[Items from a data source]
━━━

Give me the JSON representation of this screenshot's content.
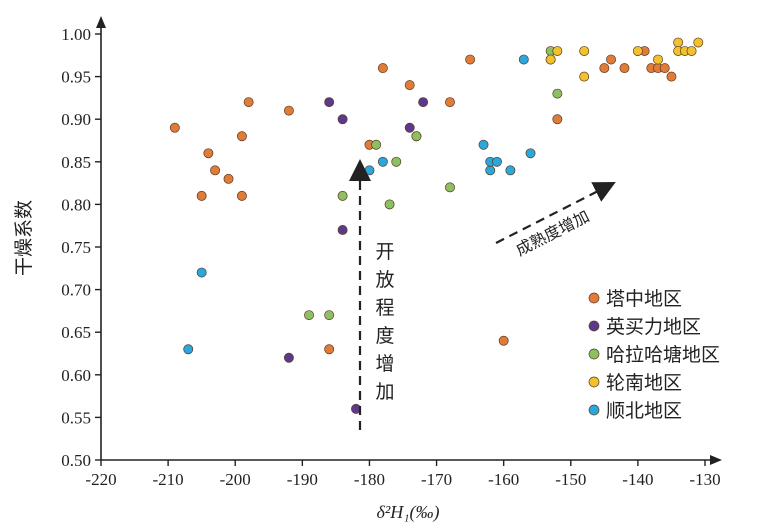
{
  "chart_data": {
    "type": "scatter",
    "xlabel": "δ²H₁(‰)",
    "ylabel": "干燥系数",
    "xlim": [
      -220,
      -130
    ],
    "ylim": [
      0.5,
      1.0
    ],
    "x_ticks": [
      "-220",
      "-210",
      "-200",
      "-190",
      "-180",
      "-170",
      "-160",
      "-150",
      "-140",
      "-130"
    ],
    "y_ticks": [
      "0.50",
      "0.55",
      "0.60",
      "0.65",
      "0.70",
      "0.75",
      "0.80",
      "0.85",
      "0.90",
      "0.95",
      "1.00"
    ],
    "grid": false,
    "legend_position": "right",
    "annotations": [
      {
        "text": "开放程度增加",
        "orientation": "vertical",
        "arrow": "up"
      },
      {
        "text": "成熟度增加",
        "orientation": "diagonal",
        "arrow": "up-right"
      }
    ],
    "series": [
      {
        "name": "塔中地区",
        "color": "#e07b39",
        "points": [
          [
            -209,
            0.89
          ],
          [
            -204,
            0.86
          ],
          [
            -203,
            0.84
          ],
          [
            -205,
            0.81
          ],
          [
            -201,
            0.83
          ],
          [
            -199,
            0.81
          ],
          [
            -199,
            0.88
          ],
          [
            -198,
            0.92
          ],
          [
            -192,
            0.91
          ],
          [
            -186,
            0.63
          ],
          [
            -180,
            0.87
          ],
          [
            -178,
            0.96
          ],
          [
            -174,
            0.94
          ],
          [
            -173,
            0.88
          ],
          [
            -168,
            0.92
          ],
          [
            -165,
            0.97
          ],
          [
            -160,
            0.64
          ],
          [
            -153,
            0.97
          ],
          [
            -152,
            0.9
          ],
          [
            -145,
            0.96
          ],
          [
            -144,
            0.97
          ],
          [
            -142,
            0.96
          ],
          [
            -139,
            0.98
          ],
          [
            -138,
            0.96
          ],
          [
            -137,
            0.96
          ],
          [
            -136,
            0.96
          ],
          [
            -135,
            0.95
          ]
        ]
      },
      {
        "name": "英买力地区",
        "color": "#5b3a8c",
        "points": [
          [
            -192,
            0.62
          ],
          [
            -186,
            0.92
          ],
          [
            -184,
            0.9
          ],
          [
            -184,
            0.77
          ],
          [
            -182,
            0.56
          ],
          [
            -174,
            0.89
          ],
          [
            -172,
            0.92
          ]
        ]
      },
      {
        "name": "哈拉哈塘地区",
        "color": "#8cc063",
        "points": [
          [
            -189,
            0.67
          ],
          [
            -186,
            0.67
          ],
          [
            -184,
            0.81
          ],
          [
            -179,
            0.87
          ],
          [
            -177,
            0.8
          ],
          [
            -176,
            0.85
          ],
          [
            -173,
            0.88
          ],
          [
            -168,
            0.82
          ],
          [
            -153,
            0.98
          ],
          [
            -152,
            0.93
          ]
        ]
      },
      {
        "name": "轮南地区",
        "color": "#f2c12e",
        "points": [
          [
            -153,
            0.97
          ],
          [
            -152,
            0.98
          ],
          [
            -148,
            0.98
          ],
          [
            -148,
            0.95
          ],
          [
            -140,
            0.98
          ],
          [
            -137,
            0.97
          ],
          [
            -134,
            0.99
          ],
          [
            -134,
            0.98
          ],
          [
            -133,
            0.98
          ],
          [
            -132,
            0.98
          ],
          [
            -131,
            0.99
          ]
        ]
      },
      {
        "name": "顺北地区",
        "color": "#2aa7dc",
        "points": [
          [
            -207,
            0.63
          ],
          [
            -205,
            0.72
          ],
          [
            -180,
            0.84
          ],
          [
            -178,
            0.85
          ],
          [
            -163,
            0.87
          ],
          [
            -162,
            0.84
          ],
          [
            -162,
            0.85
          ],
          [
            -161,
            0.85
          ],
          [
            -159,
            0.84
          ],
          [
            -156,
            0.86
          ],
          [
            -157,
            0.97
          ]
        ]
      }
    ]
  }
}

━━━

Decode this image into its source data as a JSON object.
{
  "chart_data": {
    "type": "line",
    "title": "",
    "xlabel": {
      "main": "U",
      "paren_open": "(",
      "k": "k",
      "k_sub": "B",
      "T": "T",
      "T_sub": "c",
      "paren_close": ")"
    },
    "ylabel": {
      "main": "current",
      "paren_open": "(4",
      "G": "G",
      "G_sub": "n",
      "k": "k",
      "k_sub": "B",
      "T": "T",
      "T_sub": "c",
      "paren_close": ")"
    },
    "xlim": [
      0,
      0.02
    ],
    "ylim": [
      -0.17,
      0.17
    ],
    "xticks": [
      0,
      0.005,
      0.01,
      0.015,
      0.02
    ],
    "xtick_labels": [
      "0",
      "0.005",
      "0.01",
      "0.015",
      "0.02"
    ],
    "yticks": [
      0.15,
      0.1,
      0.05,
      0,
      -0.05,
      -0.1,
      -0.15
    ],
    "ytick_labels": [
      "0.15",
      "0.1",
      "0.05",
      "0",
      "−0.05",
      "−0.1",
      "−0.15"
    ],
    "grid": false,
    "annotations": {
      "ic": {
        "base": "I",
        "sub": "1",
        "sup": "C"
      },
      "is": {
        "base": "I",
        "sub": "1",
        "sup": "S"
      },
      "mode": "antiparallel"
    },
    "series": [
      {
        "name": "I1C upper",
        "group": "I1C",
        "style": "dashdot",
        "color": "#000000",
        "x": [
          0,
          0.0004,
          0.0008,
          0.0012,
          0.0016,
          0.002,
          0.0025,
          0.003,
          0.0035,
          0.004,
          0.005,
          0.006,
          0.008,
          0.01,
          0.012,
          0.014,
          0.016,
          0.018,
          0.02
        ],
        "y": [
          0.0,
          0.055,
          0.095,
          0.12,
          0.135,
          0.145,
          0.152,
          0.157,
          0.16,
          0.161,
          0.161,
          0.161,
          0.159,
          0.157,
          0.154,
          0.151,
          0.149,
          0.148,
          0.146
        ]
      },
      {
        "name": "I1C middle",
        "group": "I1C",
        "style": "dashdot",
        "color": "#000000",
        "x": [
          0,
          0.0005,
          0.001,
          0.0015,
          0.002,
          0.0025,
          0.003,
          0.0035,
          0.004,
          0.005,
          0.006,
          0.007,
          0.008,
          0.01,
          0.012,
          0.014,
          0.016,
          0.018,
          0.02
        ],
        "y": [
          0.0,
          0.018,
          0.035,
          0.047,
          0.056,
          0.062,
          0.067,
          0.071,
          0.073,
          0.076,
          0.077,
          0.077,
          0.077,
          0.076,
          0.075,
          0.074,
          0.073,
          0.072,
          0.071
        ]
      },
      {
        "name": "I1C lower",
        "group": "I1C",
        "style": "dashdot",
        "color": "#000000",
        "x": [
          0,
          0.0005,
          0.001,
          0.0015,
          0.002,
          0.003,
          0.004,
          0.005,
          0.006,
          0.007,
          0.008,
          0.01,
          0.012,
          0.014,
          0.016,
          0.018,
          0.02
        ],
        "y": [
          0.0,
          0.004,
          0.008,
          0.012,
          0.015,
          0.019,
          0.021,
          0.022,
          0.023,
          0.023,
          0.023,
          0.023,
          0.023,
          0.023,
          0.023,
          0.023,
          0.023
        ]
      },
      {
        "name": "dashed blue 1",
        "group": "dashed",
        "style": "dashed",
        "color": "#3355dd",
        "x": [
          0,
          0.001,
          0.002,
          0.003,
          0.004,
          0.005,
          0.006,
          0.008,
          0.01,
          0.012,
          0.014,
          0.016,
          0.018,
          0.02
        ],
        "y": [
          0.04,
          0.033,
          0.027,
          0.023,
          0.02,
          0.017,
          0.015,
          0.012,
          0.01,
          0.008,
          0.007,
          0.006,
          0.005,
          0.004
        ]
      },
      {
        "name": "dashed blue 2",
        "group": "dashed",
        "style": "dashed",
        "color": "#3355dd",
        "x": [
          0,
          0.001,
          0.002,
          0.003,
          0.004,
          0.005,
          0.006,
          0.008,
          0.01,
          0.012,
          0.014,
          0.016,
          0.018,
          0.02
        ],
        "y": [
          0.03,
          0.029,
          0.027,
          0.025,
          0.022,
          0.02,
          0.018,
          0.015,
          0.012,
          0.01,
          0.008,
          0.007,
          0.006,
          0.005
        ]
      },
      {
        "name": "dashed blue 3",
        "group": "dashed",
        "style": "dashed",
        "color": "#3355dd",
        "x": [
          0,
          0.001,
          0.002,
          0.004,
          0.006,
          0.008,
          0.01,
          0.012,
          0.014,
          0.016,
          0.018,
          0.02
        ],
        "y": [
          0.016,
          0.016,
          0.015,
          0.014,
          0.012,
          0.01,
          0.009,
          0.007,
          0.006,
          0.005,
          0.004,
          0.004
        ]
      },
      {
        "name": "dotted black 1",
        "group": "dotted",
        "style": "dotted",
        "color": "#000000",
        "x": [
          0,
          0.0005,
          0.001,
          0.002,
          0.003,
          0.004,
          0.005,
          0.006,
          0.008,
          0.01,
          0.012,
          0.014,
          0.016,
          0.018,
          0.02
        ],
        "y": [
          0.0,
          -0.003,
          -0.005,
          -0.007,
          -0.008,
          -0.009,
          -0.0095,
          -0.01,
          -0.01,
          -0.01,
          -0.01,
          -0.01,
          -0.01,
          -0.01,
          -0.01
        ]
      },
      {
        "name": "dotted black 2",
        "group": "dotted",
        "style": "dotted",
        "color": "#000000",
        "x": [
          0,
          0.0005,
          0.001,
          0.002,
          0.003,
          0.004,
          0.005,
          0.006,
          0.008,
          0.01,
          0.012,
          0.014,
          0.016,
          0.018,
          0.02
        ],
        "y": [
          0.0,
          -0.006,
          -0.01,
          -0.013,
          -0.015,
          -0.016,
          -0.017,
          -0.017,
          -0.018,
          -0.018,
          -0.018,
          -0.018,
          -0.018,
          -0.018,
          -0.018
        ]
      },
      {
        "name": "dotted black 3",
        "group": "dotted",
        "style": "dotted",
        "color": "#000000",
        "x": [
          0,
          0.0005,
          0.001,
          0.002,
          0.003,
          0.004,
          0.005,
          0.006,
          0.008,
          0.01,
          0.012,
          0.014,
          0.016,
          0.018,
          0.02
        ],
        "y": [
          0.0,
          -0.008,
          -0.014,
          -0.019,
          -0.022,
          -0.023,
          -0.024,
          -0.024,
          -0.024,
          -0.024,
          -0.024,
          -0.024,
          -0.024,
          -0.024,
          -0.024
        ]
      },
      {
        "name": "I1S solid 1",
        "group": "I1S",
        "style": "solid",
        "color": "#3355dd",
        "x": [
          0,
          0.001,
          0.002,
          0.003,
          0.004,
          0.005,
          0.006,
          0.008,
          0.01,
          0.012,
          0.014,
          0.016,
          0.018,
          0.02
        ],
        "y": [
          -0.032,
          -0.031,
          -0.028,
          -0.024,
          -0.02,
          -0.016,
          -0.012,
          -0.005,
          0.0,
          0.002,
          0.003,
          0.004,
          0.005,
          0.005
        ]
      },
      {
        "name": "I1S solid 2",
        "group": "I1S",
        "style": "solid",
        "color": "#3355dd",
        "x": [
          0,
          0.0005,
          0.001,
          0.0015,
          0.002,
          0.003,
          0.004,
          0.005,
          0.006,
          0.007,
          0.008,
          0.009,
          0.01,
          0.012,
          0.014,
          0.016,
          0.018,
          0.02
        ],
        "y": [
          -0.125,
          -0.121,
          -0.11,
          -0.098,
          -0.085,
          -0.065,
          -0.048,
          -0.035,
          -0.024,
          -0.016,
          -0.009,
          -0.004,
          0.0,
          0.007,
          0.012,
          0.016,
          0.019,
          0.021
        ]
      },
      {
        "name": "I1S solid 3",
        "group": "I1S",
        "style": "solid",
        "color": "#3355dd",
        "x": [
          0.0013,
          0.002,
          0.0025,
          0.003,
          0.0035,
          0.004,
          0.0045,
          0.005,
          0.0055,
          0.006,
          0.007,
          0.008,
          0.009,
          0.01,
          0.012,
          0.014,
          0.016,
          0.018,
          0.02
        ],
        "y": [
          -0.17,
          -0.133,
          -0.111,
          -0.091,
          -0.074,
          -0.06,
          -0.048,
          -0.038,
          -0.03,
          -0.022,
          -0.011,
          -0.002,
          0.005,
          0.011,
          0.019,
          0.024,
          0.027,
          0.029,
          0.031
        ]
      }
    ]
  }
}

━━━

**Work required**. Find how many lines in the listing hold "this", and reply with that number only.

**Final answer**. 2